> [Written instruction]: Determine how many lines of the data below contain "должны", then give only that number.

> [Exercise data]:
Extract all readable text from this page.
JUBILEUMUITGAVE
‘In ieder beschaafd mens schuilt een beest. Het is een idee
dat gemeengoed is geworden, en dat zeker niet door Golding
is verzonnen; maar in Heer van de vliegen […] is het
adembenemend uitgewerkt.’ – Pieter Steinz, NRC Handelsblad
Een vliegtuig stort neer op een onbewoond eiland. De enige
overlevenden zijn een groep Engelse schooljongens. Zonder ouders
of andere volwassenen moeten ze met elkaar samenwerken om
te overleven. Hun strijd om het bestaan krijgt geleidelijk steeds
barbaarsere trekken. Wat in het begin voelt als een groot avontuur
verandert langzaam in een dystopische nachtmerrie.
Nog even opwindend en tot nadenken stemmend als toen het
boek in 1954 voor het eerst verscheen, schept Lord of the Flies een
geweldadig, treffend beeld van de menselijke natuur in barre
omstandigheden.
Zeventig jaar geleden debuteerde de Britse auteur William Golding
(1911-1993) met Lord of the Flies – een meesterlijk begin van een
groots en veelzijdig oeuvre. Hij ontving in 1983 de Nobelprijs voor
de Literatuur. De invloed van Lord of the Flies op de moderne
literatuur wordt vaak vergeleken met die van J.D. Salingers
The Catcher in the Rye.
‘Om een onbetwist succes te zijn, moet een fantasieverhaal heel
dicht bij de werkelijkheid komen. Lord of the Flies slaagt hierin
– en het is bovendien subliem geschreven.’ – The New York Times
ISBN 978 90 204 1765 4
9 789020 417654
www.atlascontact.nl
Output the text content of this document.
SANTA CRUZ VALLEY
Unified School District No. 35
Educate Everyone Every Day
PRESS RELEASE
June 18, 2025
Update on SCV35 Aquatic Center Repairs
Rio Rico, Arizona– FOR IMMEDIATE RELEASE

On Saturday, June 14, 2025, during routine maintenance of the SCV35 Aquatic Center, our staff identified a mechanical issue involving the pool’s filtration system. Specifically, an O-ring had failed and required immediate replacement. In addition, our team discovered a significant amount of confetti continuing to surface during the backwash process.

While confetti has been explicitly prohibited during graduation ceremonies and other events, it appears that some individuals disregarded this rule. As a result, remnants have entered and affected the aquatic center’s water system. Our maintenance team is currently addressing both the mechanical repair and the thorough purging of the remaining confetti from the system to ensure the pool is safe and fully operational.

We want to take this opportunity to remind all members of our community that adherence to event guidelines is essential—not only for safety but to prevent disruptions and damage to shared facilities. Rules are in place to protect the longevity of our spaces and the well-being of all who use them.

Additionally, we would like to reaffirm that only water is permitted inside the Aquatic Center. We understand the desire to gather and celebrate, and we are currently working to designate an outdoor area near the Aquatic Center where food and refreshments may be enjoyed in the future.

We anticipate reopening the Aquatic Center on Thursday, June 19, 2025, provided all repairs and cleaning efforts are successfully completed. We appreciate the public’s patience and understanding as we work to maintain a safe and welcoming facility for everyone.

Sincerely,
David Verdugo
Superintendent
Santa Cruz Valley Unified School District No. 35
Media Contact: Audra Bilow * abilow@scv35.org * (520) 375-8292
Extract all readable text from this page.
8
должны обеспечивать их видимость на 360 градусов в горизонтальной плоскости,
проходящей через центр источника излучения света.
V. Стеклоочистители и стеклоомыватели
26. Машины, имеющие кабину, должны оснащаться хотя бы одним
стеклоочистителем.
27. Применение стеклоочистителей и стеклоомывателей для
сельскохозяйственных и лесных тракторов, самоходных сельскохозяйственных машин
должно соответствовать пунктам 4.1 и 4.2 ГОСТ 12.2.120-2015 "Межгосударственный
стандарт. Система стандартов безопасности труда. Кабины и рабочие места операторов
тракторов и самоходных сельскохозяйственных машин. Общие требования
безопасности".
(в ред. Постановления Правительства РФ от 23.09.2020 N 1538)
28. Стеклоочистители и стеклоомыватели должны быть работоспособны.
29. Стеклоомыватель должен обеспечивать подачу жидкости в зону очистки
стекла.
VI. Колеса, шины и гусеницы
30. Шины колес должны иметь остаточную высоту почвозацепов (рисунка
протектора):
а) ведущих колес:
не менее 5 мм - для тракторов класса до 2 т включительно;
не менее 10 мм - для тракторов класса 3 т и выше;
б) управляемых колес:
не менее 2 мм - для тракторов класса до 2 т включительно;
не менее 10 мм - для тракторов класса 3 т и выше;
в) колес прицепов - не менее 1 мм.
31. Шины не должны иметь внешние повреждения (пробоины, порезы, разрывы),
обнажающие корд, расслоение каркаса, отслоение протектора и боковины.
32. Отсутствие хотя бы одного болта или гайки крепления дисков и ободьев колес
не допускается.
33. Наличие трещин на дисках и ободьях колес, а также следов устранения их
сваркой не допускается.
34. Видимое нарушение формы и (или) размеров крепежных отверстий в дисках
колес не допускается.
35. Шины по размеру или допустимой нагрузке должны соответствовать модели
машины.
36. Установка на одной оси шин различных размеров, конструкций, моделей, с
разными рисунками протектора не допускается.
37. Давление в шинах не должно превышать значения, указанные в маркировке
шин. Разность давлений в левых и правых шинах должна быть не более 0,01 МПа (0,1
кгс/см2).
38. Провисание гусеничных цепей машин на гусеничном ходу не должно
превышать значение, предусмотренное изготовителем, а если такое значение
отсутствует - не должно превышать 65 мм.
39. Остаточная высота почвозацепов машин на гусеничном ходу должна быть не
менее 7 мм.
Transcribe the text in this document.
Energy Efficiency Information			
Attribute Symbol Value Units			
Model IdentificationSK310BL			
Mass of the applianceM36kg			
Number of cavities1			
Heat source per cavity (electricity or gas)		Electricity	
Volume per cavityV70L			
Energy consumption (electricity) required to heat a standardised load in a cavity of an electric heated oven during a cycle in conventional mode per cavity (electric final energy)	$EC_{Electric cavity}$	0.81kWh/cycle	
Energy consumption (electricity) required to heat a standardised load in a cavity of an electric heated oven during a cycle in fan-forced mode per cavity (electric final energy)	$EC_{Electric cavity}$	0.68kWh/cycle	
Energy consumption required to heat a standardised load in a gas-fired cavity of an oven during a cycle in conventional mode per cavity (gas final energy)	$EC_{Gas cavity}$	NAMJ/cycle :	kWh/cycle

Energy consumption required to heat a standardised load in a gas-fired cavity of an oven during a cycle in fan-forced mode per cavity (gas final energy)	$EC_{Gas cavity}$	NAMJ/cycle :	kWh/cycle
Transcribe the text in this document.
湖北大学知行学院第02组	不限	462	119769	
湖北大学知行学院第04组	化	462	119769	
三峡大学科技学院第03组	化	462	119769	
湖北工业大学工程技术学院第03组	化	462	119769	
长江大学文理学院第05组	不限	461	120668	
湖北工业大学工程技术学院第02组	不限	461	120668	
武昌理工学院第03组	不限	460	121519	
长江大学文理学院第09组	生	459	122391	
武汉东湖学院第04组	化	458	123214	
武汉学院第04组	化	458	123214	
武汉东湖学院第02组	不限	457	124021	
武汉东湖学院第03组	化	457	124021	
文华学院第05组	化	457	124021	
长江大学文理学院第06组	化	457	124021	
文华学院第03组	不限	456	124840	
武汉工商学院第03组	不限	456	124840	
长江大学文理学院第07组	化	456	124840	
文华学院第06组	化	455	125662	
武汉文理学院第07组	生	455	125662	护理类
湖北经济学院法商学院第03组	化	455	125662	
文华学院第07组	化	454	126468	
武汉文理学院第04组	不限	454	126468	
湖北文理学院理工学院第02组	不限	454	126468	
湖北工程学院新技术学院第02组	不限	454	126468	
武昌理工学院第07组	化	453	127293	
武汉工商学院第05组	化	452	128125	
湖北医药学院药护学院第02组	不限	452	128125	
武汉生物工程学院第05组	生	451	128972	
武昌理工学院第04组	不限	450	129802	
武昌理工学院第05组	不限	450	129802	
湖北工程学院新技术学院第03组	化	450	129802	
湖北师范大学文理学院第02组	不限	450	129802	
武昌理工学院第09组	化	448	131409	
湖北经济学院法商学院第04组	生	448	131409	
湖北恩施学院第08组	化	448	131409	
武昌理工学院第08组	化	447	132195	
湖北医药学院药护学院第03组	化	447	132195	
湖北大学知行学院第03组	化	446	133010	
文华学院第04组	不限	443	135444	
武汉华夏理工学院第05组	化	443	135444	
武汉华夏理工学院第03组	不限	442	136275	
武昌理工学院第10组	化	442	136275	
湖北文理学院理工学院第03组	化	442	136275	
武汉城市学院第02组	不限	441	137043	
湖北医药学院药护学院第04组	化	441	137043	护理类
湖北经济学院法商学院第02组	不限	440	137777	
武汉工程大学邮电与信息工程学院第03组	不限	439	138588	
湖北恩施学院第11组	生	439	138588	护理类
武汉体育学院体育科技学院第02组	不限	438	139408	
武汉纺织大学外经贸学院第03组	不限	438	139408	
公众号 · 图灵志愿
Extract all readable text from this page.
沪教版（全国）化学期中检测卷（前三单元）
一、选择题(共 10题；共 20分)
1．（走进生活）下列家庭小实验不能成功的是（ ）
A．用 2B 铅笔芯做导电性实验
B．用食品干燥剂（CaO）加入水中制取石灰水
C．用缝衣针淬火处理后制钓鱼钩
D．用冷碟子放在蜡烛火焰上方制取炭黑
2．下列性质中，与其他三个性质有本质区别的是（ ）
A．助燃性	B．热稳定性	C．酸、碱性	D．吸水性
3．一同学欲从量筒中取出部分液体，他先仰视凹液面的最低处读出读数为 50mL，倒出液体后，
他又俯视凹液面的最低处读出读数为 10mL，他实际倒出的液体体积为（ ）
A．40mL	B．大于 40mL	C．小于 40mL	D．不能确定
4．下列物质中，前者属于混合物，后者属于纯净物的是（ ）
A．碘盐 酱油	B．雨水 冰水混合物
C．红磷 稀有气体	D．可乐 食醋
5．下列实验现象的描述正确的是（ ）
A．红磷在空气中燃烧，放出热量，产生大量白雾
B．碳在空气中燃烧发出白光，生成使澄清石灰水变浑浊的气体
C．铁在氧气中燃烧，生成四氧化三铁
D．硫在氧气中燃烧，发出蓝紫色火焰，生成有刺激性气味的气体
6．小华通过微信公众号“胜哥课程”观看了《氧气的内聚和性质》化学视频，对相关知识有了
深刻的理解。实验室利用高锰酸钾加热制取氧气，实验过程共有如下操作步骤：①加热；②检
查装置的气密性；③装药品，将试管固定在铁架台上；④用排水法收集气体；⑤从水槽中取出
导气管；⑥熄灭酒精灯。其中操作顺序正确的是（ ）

> [Final result]: 6